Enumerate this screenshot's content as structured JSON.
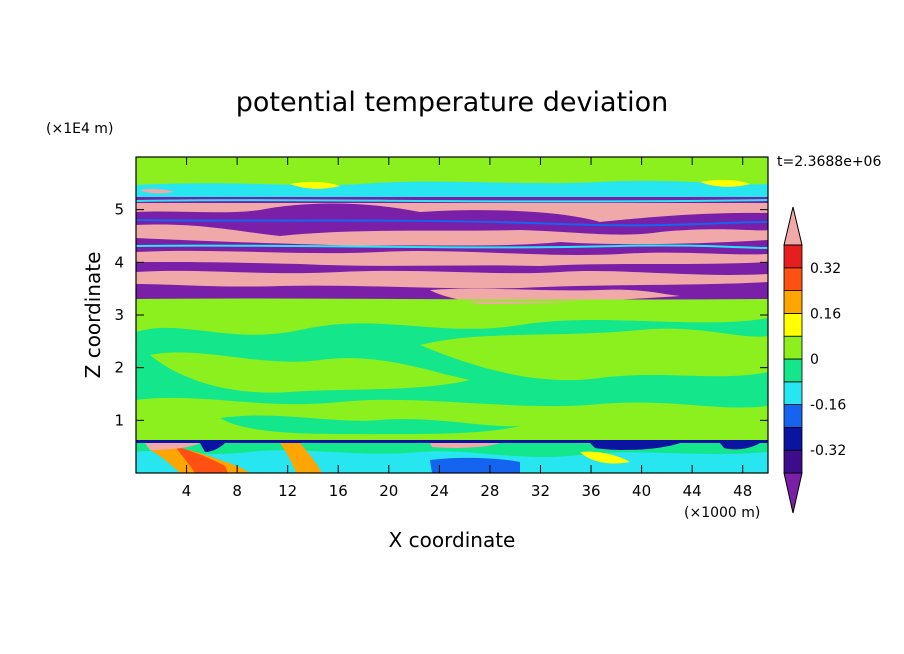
{
  "chart_data": {
    "type": "heatmap",
    "title": "potential temperature deviation",
    "time_label": "t=2.3688e+06",
    "xlabel": "X coordinate",
    "ylabel": "Z coordinate",
    "x_unit": "(×1000 m)",
    "y_unit": "(×1E4 m)",
    "xlim": [
      0,
      50
    ],
    "ylim": [
      0,
      6
    ],
    "x_ticks": [
      4,
      8,
      12,
      16,
      20,
      24,
      28,
      32,
      36,
      40,
      44,
      48
    ],
    "y_ticks": [
      1,
      2,
      3,
      4,
      5
    ],
    "colorbar": {
      "levels": [
        -0.4,
        -0.32,
        -0.24,
        -0.16,
        -0.08,
        0,
        0.08,
        0.16,
        0.24,
        0.32,
        0.4
      ],
      "labels": [
        "0.32",
        "0.16",
        "0",
        "-0.16",
        "-0.32"
      ],
      "label_values": [
        0.32,
        0.16,
        0,
        -0.16,
        -0.32
      ],
      "colors": [
        "#7a1fa8",
        "#3c0c8c",
        "#0a14a0",
        "#1464f0",
        "#28e6f0",
        "#14e68c",
        "#8cf01e",
        "#ffff00",
        "#ffa500",
        "#ff5014",
        "#e61e1e",
        "#f0a8a8"
      ],
      "extend": "both"
    },
    "bands": [
      {
        "z0": 0.0,
        "z1": 0.6,
        "level": "mixed: -0.24 to 0.4"
      },
      {
        "z0": 0.6,
        "z1": 3.3,
        "level": "-0.08 to 0.08"
      },
      {
        "z0": 3.3,
        "z1": 5.3,
        "level": "alternating -0.4 and 0.4"
      },
      {
        "z0": 5.3,
        "z1": 6.0,
        "level": "-0.08 to 0.08"
      }
    ]
  }
}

> TASK TO COMPLETE
Can the entries above be repeated exactly, without their pictures?

> THE ANSWER
Enumerate this screenshot's content as structured JSON.
{
  "chart_data": {
    "type": "heatmap",
    "title": "potential temperature deviation",
    "time_label": "t=2.3688e+06",
    "xlabel": "X coordinate",
    "ylabel": "Z coordinate",
    "x_unit": "(×1000 m)",
    "y_unit": "(×1E4 m)",
    "xlim": [
      0,
      50
    ],
    "ylim": [
      0,
      6
    ],
    "x_ticks": [
      4,
      8,
      12,
      16,
      20,
      24,
      28,
      32,
      36,
      40,
      44,
      48
    ],
    "y_ticks": [
      1,
      2,
      3,
      4,
      5
    ],
    "colorbar": {
      "levels": [
        -0.4,
        -0.32,
        -0.24,
        -0.16,
        -0.08,
        0,
        0.08,
        0.16,
        0.24,
        0.32,
        0.4
      ],
      "labels": [
        "0.32",
        "0.16",
        "0",
        "-0.16",
        "-0.32"
      ],
      "label_values": [
        0.32,
        0.16,
        0,
        -0.16,
        -0.32
      ],
      "colors": [
        "#7a1fa8",
        "#3c0c8c",
        "#0a14a0",
        "#1464f0",
        "#28e6f0",
        "#14e68c",
        "#8cf01e",
        "#ffff00",
        "#ffa500",
        "#ff5014",
        "#e61e1e",
        "#f0a8a8"
      ],
      "extend": "both"
    },
    "bands": [
      {
        "z0": 0.0,
        "z1": 0.6,
        "level": "mixed: -0.24 to 0.4"
      },
      {
        "z0": 0.6,
        "z1": 3.3,
        "level": "-0.08 to 0.08"
      },
      {
        "z0": 3.3,
        "z1": 5.3,
        "level": "alternating -0.4 and 0.4"
      },
      {
        "z0": 5.3,
        "z1": 6.0,
        "level": "-0.08 to 0.08"
      }
    ]
  }
}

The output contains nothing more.